§ HOW TO COMPLETE THIS TASK
Return the records exactly, please. Every line should match.

(Records from a collection)
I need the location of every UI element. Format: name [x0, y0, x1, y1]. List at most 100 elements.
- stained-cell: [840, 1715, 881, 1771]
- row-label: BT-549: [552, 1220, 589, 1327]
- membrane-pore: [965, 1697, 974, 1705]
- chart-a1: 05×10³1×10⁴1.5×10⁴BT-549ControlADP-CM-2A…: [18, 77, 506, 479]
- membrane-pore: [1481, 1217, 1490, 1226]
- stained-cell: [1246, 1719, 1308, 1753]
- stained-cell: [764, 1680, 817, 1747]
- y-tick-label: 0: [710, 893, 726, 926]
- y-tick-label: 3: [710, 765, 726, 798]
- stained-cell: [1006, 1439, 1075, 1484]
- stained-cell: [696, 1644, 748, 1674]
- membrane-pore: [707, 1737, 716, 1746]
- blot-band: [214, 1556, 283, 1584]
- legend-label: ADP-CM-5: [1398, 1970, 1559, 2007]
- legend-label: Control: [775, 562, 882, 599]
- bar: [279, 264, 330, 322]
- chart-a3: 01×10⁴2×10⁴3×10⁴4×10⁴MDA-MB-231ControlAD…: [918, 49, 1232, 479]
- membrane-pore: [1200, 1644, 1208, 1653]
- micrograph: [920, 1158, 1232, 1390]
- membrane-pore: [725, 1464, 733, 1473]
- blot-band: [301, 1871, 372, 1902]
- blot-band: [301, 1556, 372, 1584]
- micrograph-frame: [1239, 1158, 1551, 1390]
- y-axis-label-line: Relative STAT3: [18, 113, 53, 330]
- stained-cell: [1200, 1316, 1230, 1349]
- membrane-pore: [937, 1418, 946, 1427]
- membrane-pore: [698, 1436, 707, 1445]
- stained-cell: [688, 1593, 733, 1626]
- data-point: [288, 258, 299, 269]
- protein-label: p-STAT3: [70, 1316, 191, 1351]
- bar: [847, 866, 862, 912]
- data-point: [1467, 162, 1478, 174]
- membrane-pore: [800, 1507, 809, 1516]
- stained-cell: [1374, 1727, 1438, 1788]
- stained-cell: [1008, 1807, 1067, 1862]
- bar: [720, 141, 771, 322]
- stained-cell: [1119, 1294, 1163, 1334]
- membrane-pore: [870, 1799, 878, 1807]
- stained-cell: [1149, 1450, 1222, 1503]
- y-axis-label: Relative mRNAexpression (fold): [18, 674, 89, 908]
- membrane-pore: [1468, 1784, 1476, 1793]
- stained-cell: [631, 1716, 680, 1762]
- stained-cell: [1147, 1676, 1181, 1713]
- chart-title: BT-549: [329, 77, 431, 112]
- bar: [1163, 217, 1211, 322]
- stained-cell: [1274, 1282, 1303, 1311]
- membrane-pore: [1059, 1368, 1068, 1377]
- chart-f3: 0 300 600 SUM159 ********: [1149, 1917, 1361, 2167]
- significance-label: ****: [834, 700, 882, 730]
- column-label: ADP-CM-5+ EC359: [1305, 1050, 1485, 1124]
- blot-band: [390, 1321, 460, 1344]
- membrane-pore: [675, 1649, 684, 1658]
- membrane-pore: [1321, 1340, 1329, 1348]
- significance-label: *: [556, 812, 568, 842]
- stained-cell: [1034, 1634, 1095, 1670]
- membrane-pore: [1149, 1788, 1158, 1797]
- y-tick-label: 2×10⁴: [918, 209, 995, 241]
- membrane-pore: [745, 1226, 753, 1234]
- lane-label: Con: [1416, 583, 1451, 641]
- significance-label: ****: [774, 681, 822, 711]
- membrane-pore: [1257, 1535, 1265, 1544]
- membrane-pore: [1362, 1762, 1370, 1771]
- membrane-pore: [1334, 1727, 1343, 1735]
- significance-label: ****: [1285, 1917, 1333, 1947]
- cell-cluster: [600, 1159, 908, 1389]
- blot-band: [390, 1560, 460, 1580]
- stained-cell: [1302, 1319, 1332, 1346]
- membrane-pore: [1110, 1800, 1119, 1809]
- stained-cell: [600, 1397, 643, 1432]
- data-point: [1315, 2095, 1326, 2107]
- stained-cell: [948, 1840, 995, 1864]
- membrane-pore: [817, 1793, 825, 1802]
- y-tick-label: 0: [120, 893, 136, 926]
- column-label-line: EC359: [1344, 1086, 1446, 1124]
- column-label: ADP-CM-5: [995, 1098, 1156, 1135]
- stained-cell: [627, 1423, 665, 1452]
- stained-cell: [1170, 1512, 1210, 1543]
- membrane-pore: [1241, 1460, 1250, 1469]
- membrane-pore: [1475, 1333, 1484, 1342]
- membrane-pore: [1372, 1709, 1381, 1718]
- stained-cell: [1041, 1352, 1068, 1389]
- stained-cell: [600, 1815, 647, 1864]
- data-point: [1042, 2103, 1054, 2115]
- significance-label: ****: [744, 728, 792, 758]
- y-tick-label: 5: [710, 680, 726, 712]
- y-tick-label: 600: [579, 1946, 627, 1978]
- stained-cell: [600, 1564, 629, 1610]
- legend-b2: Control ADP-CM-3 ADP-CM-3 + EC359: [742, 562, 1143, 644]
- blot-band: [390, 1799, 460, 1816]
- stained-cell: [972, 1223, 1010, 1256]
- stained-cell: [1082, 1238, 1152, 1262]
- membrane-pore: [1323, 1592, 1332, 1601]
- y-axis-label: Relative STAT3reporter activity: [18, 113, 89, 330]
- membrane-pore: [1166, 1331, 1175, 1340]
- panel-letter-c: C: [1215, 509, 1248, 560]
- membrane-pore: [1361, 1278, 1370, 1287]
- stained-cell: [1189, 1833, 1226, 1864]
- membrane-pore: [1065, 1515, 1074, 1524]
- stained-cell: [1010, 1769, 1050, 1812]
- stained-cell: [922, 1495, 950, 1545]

§ EXPECTED ANSWER
I need the location of every UI element. Format: name [x0, y0, x1, y1]. List at most 100 elements.
- stained-cell: [840, 1715, 881, 1771]
- row-label: BT-549: [552, 1220, 589, 1327]
- membrane-pore: [965, 1697, 974, 1705]
- chart-a1: 05×10³1×10⁴1.5×10⁴BT-549ControlADP-CM-2A…: [18, 77, 506, 479]
- membrane-pore: [1481, 1217, 1490, 1226]
- stained-cell: [1246, 1719, 1308, 1753]
- stained-cell: [764, 1680, 817, 1747]
- y-tick-label: 0: [710, 893, 726, 926]
- y-tick-label: 3: [710, 765, 726, 798]
- stained-cell: [1006, 1439, 1075, 1484]
- stained-cell: [696, 1644, 748, 1674]
- membrane-pore: [707, 1737, 716, 1746]
- blot-band: [214, 1556, 283, 1584]
- legend-label: ADP-CM-5: [1398, 1970, 1559, 2007]
- legend-label: Control: [775, 562, 882, 599]
- bar: [279, 264, 330, 322]
- chart-a3: 01×10⁴2×10⁴3×10⁴4×10⁴MDA-MB-231ControlAD…: [918, 49, 1232, 479]
- membrane-pore: [1200, 1644, 1208, 1653]
- micrograph: [920, 1158, 1232, 1390]
- membrane-pore: [725, 1464, 733, 1473]
- blot-band: [301, 1871, 372, 1902]
- blot-band: [301, 1556, 372, 1584]
- micrograph-frame: [1239, 1158, 1551, 1390]
- y-axis-label-line: Relative STAT3: [18, 113, 53, 330]
- stained-cell: [1200, 1316, 1230, 1349]
- membrane-pore: [937, 1418, 946, 1427]
- membrane-pore: [698, 1436, 707, 1445]
- stained-cell: [688, 1593, 733, 1626]
- data-point: [288, 258, 299, 269]
- protein-label: p-STAT3: [70, 1316, 191, 1351]
- bar: [847, 866, 862, 912]
- data-point: [1467, 162, 1478, 174]
- membrane-pore: [800, 1507, 809, 1516]
- stained-cell: [1374, 1727, 1438, 1788]
- stained-cell: [1008, 1807, 1067, 1862]
- bar: [720, 141, 771, 322]
- stained-cell: [1119, 1294, 1163, 1334]
- membrane-pore: [870, 1799, 878, 1807]
- stained-cell: [1149, 1450, 1222, 1503]
- y-axis-label: Relative mRNAexpression (fold): [18, 674, 89, 908]
- membrane-pore: [1468, 1784, 1476, 1793]
- stained-cell: [631, 1716, 680, 1762]
- stained-cell: [1147, 1676, 1181, 1713]
- chart-title: BT-549: [329, 77, 431, 112]
- bar: [1163, 217, 1211, 322]
- stained-cell: [1274, 1282, 1303, 1311]
- membrane-pore: [1059, 1368, 1068, 1377]
- chart-f3: 0 300 600 SUM159 ********: [1149, 1917, 1361, 2167]
- significance-label: ****: [834, 700, 882, 730]
- column-label: ADP-CM-5+ EC359: [1305, 1050, 1485, 1124]
- blot-band: [390, 1321, 460, 1344]
- membrane-pore: [675, 1649, 684, 1658]
- membrane-pore: [1321, 1340, 1329, 1348]
- significance-label: *: [556, 812, 568, 842]
- stained-cell: [1034, 1634, 1095, 1670]
- membrane-pore: [1149, 1788, 1158, 1797]
- y-tick-label: 2×10⁴: [918, 209, 995, 241]
- membrane-pore: [745, 1226, 753, 1234]
- lane-label: Con: [1416, 583, 1451, 641]
- significance-label: ****: [774, 681, 822, 711]
- membrane-pore: [1257, 1535, 1265, 1544]
- membrane-pore: [1362, 1762, 1370, 1771]
- membrane-pore: [1334, 1727, 1343, 1735]
- significance-label: ****: [1285, 1917, 1333, 1947]
- cell-cluster: [600, 1159, 908, 1389]
- blot-band: [390, 1560, 460, 1580]
- stained-cell: [1302, 1319, 1332, 1346]
- membrane-pore: [1110, 1800, 1119, 1809]
- stained-cell: [600, 1397, 643, 1432]
- data-point: [1315, 2095, 1326, 2107]
- stained-cell: [948, 1840, 995, 1864]
- membrane-pore: [817, 1793, 825, 1802]
- y-tick-label: 0: [120, 893, 136, 926]
- column-label-line: EC359: [1344, 1086, 1446, 1124]
- column-label: ADP-CM-5: [995, 1098, 1156, 1135]
- stained-cell: [627, 1423, 665, 1452]
- stained-cell: [1170, 1512, 1210, 1543]
- membrane-pore: [1241, 1460, 1250, 1469]
- membrane-pore: [1475, 1333, 1484, 1342]
- membrane-pore: [1372, 1709, 1381, 1718]
- stained-cell: [1041, 1352, 1068, 1389]
- stained-cell: [600, 1815, 647, 1864]
- data-point: [1042, 2103, 1054, 2115]
- significance-label: ****: [744, 728, 792, 758]
- y-tick-label: 5: [710, 680, 726, 712]
- y-tick-label: 600: [579, 1946, 627, 1978]
- stained-cell: [600, 1564, 629, 1610]
- legend-b2: Control ADP-CM-3 ADP-CM-3 + EC359: [742, 562, 1143, 644]
- blot-band: [390, 1799, 460, 1816]
- stained-cell: [972, 1223, 1010, 1256]
- stained-cell: [1082, 1238, 1152, 1262]
- membrane-pore: [1323, 1592, 1332, 1601]
- y-axis-label: Relative STAT3reporter activity: [18, 113, 89, 330]
- membrane-pore: [1166, 1331, 1175, 1340]
- panel-letter-c: C: [1215, 509, 1248, 560]
- membrane-pore: [1361, 1278, 1370, 1287]
- stained-cell: [1189, 1833, 1226, 1864]
- membrane-pore: [1065, 1515, 1074, 1524]
- stained-cell: [1010, 1769, 1050, 1812]
- stained-cell: [922, 1495, 950, 1545]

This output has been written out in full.